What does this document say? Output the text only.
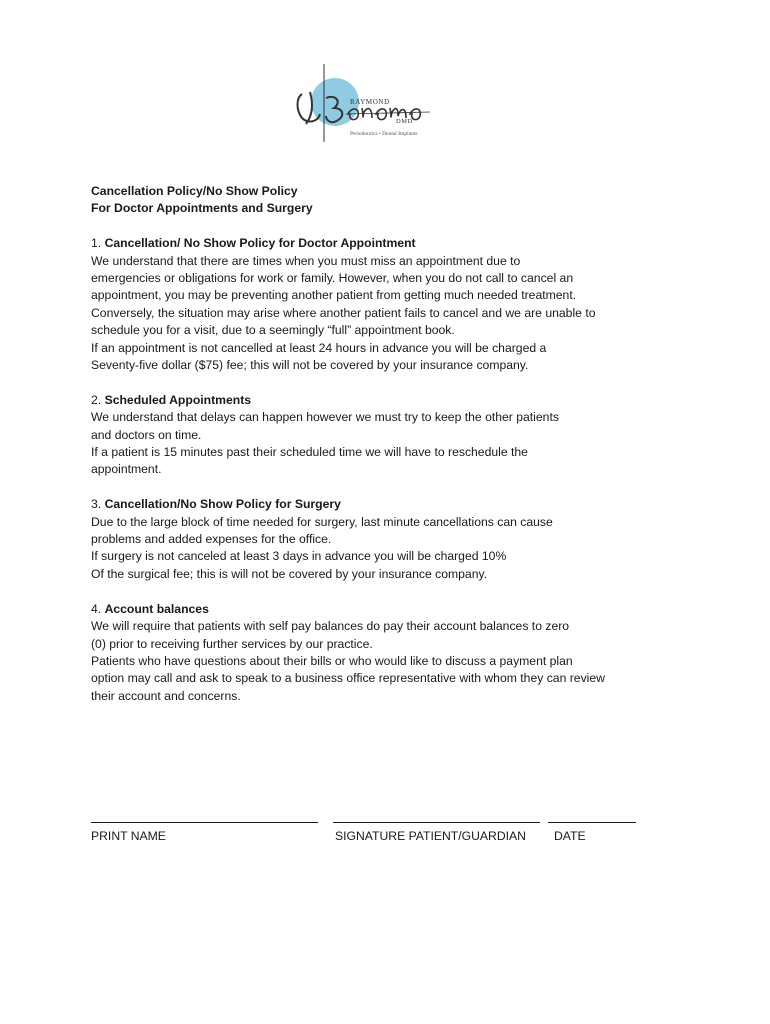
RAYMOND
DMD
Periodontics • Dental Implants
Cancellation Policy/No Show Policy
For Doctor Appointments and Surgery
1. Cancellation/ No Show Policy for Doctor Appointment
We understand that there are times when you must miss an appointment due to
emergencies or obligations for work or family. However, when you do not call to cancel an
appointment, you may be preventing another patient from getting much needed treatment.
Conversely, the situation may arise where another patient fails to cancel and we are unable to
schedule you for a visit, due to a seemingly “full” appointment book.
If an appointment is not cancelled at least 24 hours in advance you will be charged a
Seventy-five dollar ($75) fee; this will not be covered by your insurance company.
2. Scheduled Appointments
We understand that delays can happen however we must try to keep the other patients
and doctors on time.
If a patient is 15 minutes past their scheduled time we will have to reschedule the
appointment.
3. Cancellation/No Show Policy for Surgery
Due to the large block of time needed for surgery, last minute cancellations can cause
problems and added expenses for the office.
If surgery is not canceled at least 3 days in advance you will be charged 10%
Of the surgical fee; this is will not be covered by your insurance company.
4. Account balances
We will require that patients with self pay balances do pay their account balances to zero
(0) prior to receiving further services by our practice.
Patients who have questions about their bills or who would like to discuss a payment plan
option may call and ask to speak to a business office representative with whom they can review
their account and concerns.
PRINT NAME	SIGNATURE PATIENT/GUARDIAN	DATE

• **TASK GOAL**: Without the pictures, please output every record exactly.

• **ANSWER TO THE PROBLEM**:
What does this document say? Output the text only.
RAYMOND
DMD
Periodontics • Dental Implants
Cancellation Policy/No Show Policy
For Doctor Appointments and Surgery
1. Cancellation/ No Show Policy for Doctor Appointment
We understand that there are times when you must miss an appointment due to
emergencies or obligations for work or family. However, when you do not call to cancel an
appointment, you may be preventing another patient from getting much needed treatment.
Conversely, the situation may arise where another patient fails to cancel and we are unable to
schedule you for a visit, due to a seemingly “full” appointment book.
If an appointment is not cancelled at least 24 hours in advance you will be charged a
Seventy-five dollar ($75) fee; this will not be covered by your insurance company.
2. Scheduled Appointments
We understand that delays can happen however we must try to keep the other patients
and doctors on time.
If a patient is 15 minutes past their scheduled time we will have to reschedule the
appointment.
3. Cancellation/No Show Policy for Surgery
Due to the large block of time needed for surgery, last minute cancellations can cause
problems and added expenses for the office.
If surgery is not canceled at least 3 days in advance you will be charged 10%
Of the surgical fee; this is will not be covered by your insurance company.
4. Account balances
We will require that patients with self pay balances do pay their account balances to zero
(0) prior to receiving further services by our practice.
Patients who have questions about their bills or who would like to discuss a payment plan
option may call and ask to speak to a business office representative with whom they can review
their account and concerns.
PRINT NAME	SIGNATURE PATIENT/GUARDIAN	DATE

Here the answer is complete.